• _Objective_
Check each line of the data below for the word "date", then extract the ones that have it.

** start Input for this task **

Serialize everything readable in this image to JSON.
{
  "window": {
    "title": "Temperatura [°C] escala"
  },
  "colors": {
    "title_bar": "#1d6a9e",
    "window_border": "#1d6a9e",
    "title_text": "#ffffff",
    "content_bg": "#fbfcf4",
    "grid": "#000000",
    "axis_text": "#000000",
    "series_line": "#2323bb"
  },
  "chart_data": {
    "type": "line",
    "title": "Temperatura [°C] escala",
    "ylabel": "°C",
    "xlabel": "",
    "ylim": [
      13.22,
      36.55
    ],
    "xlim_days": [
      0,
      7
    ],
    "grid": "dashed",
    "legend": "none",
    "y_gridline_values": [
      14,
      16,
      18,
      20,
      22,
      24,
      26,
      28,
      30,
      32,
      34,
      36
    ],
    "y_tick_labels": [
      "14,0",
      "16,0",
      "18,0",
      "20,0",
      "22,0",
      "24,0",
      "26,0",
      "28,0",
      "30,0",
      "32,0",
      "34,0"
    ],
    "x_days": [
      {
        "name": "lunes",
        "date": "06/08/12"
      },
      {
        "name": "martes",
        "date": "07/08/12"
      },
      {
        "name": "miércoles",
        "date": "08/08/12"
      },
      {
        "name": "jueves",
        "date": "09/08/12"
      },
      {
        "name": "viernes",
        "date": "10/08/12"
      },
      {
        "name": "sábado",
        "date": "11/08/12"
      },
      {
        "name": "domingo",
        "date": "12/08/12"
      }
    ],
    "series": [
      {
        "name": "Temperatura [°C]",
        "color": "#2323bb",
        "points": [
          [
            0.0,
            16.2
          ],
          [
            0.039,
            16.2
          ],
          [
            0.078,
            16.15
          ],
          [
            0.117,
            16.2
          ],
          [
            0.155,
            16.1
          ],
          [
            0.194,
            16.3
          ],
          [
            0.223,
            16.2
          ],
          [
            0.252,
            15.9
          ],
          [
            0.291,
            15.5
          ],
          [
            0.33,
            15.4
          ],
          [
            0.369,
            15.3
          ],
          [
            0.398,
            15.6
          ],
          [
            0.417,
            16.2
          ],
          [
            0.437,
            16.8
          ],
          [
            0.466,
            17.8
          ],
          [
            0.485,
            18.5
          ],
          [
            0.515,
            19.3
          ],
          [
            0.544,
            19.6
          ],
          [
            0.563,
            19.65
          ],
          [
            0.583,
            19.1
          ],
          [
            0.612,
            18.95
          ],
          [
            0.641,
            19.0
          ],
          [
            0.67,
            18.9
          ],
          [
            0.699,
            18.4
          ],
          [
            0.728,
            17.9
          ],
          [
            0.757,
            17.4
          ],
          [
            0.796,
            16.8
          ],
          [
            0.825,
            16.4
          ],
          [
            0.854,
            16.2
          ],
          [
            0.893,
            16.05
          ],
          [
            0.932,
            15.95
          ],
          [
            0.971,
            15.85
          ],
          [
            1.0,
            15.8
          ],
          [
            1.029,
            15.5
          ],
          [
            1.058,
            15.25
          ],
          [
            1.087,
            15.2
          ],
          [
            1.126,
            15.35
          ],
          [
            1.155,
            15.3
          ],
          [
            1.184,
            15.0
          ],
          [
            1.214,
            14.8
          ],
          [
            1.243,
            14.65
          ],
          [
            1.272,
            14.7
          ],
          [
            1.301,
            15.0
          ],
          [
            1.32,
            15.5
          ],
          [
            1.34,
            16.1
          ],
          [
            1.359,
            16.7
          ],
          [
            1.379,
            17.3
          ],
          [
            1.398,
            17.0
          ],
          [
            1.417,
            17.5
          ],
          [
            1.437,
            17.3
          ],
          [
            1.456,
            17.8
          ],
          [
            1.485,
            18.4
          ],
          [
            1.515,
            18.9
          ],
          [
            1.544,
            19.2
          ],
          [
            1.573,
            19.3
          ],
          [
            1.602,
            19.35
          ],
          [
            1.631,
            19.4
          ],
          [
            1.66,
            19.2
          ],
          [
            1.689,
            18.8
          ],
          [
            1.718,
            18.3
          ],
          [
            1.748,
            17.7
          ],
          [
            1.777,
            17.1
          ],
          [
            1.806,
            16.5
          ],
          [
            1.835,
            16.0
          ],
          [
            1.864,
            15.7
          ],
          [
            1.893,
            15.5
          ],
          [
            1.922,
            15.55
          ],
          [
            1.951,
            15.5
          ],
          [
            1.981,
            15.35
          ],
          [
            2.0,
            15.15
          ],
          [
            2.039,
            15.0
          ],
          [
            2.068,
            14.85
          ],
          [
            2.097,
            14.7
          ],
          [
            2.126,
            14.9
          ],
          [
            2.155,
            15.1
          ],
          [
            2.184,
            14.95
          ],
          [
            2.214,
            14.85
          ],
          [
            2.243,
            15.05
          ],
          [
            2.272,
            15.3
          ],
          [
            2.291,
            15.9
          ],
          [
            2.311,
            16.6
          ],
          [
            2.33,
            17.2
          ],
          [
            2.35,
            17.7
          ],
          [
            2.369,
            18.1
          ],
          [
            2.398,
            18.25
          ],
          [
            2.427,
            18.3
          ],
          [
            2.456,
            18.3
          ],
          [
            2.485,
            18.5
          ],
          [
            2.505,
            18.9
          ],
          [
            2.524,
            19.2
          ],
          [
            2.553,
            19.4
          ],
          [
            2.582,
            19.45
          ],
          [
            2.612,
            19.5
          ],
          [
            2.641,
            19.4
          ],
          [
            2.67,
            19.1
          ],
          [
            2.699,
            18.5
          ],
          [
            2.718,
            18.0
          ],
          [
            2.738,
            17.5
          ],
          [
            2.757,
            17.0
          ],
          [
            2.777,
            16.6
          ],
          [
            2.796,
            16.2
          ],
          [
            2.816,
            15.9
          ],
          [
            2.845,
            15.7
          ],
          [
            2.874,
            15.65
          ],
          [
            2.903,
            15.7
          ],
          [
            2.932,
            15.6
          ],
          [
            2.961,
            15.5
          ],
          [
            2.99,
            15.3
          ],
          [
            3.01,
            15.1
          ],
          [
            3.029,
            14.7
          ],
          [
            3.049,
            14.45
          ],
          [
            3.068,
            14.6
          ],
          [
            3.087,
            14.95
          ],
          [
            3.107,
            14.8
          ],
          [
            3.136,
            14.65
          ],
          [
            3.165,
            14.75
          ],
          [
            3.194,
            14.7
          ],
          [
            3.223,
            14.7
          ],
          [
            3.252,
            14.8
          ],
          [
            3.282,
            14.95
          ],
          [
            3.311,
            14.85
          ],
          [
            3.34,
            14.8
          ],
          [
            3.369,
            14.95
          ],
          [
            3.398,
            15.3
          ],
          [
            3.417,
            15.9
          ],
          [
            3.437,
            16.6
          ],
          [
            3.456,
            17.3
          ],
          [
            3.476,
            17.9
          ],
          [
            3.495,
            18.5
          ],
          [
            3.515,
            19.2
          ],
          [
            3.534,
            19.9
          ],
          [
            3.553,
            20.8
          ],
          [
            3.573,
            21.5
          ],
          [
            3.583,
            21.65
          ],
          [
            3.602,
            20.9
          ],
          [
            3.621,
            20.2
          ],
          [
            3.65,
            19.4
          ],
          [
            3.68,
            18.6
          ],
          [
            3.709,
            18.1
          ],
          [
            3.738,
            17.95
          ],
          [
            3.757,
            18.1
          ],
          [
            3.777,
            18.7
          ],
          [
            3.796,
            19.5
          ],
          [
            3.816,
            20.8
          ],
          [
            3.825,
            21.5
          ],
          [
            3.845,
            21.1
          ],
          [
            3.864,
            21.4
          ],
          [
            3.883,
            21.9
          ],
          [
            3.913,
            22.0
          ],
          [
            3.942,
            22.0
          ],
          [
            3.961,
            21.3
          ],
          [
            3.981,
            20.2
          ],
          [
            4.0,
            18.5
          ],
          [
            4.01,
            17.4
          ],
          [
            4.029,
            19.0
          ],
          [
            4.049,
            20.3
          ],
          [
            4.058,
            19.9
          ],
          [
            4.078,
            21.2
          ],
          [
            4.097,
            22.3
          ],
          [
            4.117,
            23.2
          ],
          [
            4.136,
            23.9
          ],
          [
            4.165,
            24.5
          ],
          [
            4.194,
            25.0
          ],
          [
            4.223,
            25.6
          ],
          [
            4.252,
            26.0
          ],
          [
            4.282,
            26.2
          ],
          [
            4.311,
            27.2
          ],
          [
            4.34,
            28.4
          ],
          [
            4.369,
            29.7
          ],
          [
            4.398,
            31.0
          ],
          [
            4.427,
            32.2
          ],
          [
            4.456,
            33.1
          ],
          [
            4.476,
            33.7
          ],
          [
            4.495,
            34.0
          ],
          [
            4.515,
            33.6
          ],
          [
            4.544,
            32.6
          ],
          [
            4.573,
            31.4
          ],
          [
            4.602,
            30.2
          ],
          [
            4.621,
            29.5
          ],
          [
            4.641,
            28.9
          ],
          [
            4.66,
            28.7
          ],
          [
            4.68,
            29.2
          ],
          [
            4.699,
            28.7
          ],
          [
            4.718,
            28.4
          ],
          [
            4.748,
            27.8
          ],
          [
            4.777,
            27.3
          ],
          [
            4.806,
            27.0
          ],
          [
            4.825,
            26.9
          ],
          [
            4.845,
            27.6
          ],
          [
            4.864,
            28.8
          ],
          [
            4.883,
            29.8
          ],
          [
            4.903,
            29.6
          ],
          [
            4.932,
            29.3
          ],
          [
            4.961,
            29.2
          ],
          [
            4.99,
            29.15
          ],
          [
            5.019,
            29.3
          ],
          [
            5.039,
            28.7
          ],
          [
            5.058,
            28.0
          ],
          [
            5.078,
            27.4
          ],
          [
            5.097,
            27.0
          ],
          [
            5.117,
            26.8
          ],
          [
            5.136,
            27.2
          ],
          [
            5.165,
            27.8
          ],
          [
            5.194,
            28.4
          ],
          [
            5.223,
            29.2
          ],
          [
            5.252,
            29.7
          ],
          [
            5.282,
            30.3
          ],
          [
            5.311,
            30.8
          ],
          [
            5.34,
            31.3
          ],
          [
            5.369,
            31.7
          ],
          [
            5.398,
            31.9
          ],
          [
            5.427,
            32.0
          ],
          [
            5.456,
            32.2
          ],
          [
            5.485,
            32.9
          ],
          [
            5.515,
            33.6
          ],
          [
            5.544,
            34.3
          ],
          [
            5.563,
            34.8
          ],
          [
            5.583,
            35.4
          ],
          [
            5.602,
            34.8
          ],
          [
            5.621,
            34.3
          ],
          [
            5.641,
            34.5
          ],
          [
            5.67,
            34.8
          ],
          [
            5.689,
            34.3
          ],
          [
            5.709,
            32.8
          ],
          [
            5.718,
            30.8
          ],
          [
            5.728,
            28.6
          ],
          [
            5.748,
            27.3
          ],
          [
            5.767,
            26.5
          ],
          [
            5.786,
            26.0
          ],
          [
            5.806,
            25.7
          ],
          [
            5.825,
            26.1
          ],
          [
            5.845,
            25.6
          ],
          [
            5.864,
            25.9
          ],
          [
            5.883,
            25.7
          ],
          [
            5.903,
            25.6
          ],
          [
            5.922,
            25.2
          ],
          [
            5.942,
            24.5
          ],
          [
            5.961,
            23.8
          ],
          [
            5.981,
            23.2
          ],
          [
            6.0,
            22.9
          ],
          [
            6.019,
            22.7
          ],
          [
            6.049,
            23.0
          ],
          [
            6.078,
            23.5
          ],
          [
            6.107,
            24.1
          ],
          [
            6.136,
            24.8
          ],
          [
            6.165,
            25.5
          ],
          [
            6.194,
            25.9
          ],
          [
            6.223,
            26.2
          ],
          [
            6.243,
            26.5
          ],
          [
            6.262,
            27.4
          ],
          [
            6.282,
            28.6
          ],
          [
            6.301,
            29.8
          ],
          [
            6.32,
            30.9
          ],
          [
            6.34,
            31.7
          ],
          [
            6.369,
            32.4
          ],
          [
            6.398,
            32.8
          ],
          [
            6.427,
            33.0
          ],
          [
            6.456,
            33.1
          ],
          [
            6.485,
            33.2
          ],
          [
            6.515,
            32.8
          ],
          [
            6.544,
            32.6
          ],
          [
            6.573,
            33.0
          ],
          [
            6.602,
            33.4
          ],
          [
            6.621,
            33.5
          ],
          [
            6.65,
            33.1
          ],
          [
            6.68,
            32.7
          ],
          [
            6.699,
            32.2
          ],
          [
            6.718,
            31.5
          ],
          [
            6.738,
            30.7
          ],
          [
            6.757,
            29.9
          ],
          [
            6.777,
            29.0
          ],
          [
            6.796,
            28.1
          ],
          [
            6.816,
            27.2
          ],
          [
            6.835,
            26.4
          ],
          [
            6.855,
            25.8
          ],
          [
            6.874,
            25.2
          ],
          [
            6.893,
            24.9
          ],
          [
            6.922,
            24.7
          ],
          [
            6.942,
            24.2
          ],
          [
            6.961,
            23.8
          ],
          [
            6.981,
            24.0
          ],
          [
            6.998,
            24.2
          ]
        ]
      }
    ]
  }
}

** end Input for this task **

• _Written reply_
        "date": "06/08/12"
        "date": "07/08/12"
        "date": "08/08/12"
        "date": "09/08/12"
        "date": "10/08/12"
        "date": "11/08/12"
        "date": "12/08/12"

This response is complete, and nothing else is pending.